What the task asks: Say how many lines include the word "Artinya", using only a number.

Entries provided:

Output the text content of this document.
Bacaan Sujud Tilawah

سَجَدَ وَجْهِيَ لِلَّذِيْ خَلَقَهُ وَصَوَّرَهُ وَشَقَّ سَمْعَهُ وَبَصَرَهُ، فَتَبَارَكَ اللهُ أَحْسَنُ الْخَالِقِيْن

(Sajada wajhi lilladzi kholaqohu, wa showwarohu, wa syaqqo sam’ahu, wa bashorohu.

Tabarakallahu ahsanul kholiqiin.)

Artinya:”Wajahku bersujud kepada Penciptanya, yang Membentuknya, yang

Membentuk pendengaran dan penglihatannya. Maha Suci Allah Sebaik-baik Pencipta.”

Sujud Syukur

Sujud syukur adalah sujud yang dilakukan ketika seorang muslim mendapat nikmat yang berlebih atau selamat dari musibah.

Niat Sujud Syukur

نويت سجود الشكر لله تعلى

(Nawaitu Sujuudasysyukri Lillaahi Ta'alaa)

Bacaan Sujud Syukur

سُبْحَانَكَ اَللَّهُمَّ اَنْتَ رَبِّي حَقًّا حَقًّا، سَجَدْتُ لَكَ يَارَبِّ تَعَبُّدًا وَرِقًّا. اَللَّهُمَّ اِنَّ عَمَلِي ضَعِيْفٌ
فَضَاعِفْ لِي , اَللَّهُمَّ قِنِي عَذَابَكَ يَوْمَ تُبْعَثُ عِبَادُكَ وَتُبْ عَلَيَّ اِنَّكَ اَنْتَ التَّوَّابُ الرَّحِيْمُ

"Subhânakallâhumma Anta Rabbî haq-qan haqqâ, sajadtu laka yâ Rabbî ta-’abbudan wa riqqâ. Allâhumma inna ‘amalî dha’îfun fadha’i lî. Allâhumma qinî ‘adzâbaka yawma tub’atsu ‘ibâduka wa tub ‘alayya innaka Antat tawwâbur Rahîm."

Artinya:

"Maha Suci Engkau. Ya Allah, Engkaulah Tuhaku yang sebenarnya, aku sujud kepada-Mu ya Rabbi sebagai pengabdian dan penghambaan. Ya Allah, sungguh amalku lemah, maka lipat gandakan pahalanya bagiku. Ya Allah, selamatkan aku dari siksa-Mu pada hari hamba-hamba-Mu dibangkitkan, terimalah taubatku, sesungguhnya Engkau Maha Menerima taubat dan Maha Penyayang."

* * *

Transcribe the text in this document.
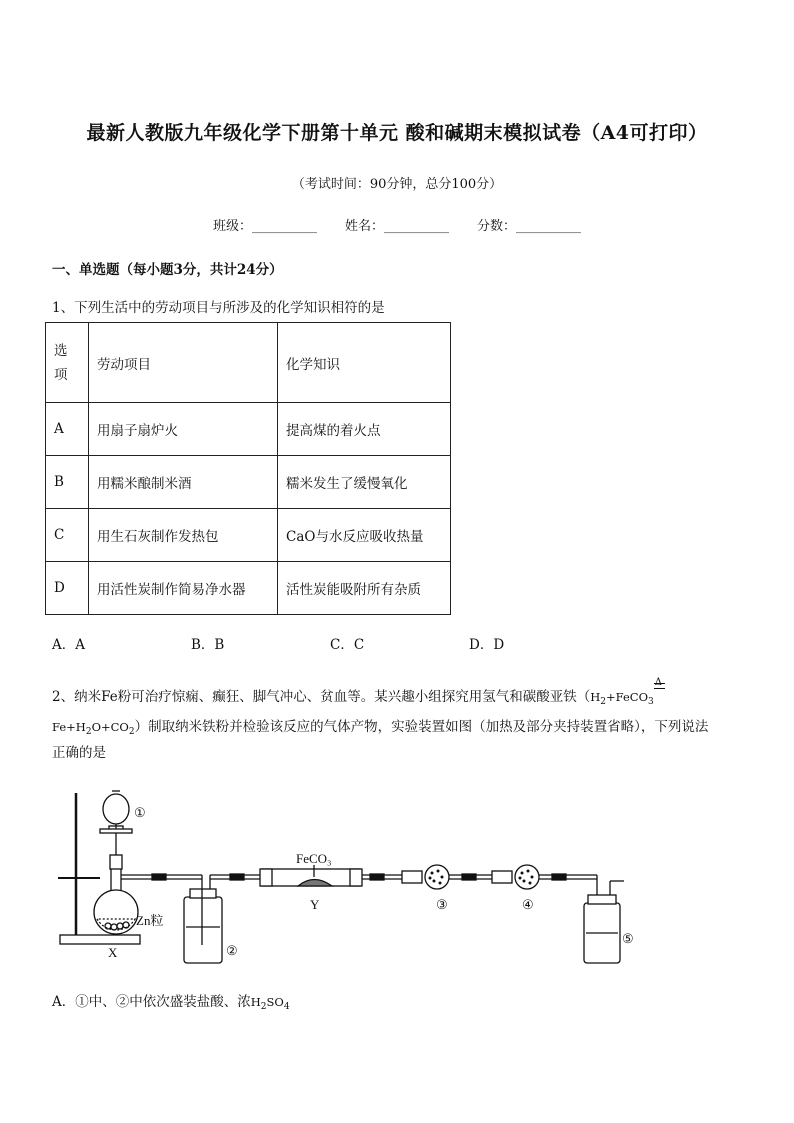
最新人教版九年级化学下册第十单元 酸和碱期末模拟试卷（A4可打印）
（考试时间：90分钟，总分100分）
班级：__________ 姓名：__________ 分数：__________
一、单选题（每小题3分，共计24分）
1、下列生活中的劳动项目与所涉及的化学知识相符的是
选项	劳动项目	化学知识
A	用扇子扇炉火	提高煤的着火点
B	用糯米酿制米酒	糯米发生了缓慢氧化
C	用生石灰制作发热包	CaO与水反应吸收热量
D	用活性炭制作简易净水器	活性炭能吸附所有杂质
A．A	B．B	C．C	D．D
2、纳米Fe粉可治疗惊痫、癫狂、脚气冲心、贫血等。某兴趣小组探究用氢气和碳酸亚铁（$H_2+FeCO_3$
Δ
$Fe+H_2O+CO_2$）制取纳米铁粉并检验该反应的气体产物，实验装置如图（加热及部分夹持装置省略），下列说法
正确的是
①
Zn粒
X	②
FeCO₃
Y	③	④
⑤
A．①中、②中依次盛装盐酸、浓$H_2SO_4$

==

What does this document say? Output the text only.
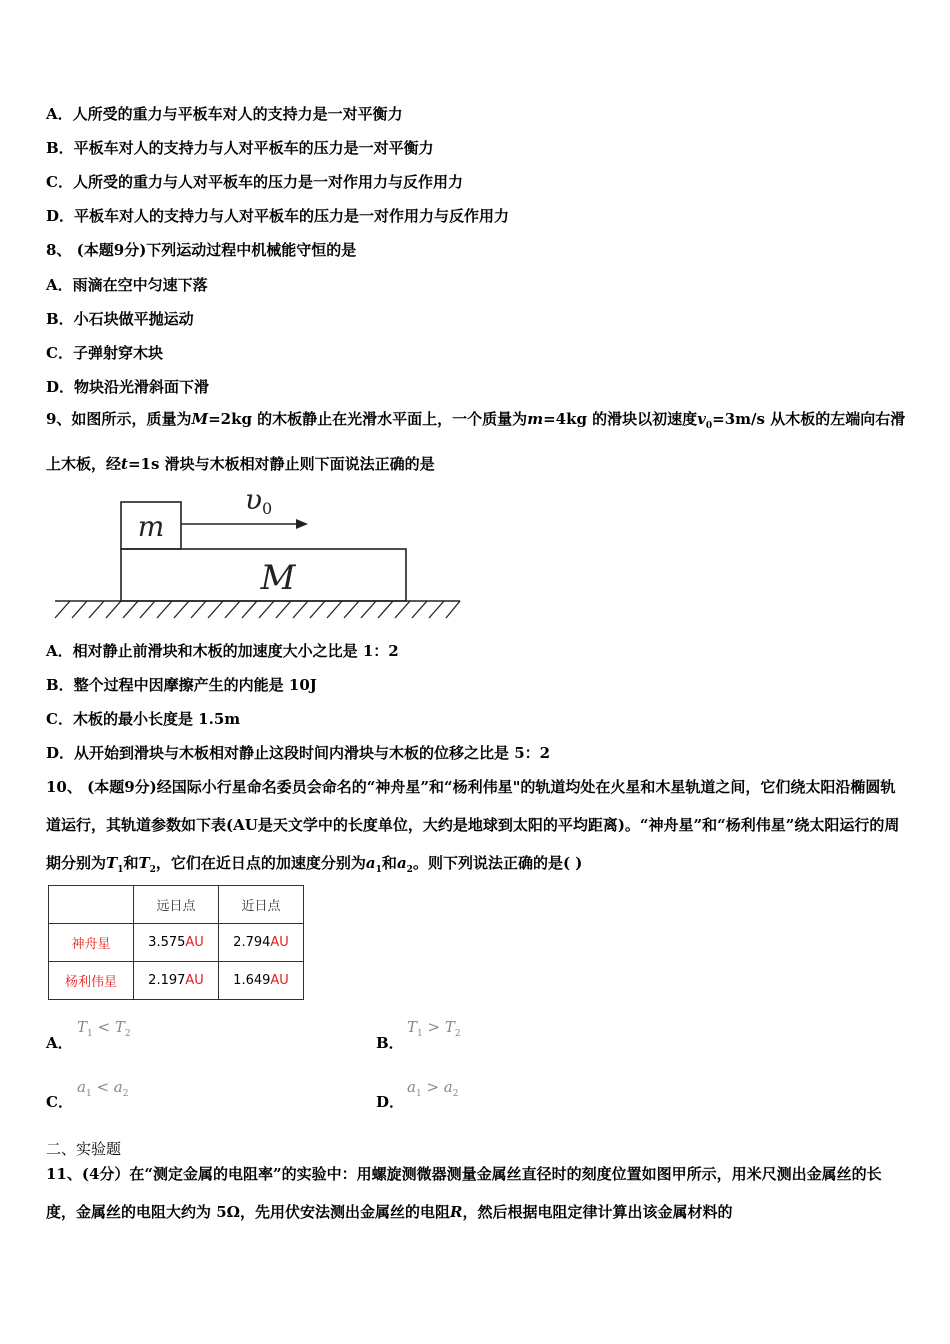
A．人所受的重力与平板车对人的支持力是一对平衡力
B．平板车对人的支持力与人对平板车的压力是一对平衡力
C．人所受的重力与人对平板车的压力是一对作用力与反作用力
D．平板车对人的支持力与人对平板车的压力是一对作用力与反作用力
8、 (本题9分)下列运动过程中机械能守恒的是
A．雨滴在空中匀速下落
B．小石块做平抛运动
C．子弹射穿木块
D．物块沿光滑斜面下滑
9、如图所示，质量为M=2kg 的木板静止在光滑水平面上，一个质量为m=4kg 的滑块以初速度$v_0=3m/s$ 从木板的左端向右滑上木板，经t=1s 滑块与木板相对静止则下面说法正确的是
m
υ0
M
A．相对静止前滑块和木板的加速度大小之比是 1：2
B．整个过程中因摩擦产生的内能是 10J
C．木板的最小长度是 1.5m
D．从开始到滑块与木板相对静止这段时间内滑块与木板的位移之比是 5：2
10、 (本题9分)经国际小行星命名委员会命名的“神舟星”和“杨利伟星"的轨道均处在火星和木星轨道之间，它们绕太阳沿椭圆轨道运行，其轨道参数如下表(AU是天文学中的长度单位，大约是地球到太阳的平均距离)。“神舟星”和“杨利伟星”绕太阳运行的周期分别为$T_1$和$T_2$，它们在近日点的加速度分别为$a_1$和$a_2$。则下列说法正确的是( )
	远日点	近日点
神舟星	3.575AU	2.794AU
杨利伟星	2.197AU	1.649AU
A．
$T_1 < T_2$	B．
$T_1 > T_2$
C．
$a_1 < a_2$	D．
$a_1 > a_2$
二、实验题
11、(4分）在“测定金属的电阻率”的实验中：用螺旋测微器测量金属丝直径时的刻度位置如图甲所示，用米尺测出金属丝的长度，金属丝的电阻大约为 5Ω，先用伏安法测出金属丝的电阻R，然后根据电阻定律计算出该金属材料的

The response: 2